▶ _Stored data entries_
────────────────────────────────────────

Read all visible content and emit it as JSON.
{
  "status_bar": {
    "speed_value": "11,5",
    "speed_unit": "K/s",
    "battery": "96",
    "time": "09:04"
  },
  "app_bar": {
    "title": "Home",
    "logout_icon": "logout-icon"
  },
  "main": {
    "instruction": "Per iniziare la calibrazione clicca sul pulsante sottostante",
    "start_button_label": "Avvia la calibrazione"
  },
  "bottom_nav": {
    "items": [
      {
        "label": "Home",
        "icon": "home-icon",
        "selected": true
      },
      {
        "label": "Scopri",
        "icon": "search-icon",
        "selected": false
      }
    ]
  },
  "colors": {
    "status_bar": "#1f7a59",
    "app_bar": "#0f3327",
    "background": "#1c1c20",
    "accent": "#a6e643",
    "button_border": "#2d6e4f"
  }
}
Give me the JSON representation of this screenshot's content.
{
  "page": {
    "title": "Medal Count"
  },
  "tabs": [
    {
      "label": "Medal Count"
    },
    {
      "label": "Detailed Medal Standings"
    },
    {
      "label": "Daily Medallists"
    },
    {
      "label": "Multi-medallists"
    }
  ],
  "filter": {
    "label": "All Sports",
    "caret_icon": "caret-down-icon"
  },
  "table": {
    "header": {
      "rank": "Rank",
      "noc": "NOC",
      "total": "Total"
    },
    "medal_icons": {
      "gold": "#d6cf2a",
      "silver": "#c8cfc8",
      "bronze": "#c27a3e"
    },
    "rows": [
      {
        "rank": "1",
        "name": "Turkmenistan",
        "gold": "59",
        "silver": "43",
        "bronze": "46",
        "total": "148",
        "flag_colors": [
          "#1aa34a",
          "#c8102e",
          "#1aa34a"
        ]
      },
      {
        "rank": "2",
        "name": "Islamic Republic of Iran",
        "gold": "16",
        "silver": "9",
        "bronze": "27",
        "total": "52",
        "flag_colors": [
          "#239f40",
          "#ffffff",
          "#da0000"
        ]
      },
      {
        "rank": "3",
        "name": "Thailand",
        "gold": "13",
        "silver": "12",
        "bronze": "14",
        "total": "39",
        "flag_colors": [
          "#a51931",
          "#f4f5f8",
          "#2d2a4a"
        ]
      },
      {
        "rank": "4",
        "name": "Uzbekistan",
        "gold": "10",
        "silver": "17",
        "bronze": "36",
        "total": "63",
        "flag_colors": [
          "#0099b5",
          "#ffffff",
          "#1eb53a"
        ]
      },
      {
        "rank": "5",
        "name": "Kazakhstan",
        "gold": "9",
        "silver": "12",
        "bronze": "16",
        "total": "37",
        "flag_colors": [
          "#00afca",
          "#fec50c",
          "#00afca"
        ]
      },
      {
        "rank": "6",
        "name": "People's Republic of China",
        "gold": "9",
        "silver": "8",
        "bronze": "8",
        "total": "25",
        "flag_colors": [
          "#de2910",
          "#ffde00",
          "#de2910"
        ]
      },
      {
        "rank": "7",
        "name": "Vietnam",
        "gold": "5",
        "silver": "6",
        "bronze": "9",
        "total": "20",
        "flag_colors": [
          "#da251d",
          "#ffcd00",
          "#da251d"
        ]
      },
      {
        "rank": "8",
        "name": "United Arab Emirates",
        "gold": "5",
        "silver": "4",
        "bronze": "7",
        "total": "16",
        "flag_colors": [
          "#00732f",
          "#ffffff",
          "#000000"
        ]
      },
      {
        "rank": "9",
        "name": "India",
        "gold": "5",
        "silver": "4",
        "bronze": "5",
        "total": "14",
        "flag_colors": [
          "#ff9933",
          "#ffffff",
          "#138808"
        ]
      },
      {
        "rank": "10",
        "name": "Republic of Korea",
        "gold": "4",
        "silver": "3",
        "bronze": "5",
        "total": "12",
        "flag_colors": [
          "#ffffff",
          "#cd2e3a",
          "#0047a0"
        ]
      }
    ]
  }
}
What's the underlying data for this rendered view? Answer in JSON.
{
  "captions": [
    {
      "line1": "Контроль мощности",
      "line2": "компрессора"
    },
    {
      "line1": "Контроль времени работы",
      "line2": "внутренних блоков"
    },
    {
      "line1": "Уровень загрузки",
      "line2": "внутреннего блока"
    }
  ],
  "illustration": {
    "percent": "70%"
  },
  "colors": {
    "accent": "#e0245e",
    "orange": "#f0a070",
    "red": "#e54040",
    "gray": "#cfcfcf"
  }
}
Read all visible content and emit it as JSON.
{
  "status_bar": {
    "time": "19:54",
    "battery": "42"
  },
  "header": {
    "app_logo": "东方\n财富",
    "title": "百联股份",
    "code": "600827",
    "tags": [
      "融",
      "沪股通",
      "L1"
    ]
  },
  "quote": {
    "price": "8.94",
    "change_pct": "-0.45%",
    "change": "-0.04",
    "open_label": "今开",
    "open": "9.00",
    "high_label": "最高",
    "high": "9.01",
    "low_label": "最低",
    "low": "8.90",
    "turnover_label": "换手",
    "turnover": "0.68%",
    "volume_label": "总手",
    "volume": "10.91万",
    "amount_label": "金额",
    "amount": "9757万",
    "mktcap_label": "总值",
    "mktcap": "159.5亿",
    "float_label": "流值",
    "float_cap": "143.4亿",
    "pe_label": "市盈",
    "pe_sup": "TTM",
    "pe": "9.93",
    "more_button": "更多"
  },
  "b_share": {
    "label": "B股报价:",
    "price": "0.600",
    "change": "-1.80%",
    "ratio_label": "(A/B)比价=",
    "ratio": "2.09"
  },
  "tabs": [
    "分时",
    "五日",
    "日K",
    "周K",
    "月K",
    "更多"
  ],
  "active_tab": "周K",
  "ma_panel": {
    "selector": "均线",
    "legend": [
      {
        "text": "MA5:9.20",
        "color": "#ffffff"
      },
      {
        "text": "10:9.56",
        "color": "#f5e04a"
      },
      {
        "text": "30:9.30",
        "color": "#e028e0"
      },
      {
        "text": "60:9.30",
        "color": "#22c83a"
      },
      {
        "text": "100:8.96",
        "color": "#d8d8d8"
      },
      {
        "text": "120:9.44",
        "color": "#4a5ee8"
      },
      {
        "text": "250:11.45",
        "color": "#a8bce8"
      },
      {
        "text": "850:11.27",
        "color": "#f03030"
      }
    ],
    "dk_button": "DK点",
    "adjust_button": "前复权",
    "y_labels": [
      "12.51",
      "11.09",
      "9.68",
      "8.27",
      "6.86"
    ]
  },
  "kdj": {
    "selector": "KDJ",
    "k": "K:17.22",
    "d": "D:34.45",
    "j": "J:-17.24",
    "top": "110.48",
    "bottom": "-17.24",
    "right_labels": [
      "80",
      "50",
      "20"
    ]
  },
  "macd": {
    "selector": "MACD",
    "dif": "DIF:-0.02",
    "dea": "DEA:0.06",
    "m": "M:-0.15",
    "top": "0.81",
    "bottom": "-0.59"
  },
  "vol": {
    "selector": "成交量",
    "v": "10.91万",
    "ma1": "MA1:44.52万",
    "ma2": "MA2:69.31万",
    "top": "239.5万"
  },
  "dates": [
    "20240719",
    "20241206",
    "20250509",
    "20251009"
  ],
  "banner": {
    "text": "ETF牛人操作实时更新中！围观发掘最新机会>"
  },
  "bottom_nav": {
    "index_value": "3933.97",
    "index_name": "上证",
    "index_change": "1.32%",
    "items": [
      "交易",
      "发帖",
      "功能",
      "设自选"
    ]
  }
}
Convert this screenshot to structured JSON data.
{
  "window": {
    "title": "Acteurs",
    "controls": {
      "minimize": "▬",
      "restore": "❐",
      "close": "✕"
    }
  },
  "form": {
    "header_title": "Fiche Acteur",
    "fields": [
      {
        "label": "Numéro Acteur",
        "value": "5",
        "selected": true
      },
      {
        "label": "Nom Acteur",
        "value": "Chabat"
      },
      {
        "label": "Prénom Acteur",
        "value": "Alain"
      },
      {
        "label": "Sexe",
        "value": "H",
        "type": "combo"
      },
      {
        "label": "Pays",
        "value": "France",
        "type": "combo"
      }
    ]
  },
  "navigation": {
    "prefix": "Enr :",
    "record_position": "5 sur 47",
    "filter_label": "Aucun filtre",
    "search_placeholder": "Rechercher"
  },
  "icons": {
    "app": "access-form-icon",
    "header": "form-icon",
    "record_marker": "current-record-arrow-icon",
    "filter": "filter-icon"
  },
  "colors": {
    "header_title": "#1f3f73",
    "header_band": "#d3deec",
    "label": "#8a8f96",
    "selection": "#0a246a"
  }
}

────────────────────────────────────────

▶ _Short problem_
Find the string "Контроль" in the listing and return every line that holds it.

▶ _Reply to the exercise_
      "line1": "Контроль мощности",
      "line1": "Контроль времени работы",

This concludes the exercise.